■ Provided material ■
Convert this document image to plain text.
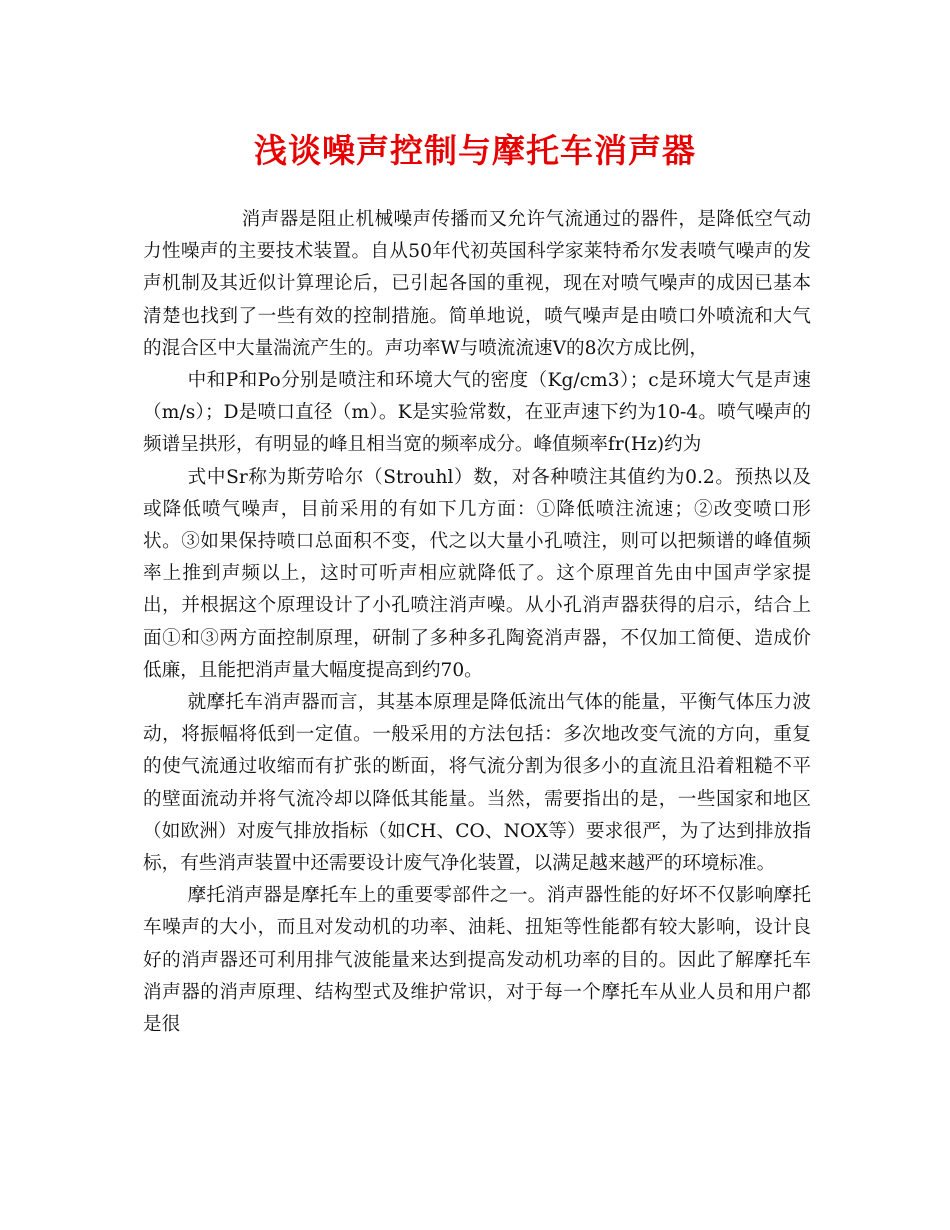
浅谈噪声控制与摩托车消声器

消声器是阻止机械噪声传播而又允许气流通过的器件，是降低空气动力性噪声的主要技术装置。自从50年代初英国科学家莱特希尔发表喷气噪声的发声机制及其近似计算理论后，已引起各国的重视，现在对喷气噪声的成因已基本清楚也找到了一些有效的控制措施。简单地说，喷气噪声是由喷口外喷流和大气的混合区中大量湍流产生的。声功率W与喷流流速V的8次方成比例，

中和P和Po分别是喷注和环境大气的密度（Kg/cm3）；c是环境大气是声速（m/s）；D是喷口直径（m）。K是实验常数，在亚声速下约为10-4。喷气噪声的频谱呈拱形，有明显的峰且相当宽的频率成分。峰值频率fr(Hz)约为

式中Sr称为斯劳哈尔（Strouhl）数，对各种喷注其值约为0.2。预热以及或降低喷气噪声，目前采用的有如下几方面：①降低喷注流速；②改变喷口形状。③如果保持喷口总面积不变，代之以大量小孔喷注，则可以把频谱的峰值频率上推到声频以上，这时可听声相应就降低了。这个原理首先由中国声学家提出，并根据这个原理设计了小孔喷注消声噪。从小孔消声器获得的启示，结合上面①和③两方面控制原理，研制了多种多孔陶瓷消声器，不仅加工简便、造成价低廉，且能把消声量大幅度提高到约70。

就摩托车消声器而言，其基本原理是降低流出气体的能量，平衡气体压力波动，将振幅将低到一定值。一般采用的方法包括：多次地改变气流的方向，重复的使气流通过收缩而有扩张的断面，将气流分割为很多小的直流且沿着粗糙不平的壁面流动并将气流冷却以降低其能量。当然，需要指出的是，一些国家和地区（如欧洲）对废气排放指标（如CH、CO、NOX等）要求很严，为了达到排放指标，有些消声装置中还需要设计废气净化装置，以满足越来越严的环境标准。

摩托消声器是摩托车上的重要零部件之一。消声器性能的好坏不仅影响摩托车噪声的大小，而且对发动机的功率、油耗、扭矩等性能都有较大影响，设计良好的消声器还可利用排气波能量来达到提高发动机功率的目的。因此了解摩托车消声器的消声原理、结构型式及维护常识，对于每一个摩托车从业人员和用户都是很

--

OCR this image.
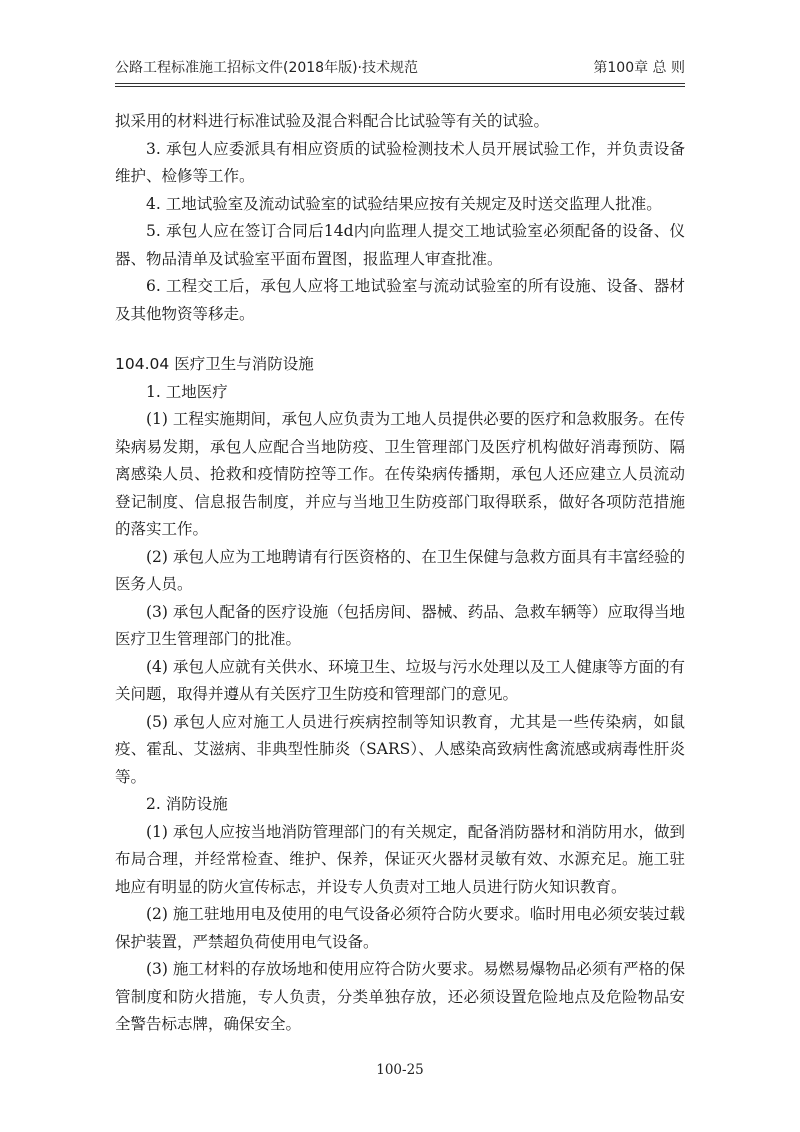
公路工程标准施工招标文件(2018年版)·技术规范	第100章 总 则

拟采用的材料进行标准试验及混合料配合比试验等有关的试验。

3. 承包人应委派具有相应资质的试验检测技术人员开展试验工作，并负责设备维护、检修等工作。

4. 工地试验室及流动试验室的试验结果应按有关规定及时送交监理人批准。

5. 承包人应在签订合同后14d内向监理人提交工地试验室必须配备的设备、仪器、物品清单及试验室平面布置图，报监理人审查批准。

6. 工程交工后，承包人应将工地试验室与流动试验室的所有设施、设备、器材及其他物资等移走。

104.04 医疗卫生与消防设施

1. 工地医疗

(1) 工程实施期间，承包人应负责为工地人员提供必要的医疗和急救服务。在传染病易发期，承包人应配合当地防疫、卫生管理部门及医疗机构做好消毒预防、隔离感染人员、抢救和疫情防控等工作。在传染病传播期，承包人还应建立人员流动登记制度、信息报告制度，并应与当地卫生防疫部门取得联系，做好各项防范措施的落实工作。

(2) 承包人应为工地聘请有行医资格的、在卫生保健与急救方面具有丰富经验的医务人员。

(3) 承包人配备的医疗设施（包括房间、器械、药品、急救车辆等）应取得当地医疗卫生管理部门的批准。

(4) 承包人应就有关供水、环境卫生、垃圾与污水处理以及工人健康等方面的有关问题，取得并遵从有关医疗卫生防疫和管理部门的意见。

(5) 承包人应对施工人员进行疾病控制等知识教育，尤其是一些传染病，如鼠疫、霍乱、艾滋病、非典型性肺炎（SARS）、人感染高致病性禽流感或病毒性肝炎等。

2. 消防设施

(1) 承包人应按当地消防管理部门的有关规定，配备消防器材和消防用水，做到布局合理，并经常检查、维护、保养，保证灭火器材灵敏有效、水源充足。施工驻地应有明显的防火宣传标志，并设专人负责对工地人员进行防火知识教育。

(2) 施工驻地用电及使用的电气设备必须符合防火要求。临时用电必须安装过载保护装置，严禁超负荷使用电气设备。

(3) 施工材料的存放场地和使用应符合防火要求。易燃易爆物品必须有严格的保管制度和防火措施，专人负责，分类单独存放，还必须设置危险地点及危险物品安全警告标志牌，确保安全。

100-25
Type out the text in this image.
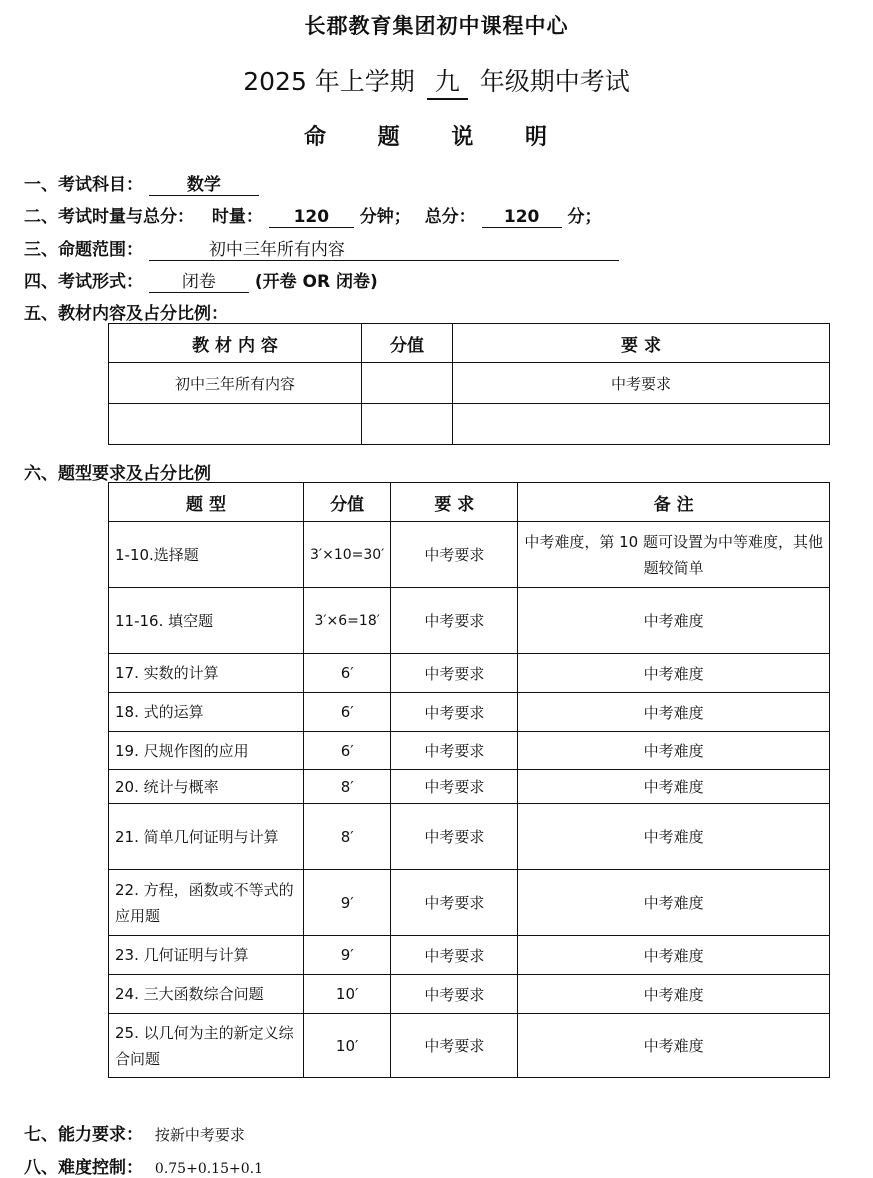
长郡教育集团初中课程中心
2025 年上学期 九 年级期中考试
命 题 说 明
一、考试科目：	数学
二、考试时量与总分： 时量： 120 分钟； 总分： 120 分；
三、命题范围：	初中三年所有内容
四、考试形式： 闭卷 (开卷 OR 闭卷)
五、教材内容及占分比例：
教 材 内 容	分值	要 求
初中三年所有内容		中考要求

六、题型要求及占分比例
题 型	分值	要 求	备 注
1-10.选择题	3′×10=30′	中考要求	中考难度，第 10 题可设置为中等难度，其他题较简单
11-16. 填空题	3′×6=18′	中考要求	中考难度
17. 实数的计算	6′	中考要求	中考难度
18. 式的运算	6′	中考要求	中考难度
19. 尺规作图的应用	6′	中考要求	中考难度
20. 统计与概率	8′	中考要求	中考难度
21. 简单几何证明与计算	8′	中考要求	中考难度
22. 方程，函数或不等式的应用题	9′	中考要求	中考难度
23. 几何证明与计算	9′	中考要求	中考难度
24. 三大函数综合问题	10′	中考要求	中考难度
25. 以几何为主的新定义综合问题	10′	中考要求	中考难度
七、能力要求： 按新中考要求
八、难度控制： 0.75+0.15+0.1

■ Exercise task ■
Among these entries, how many lines include the string "this"? Reply with the number by itself.

■ Exercise answer ■
3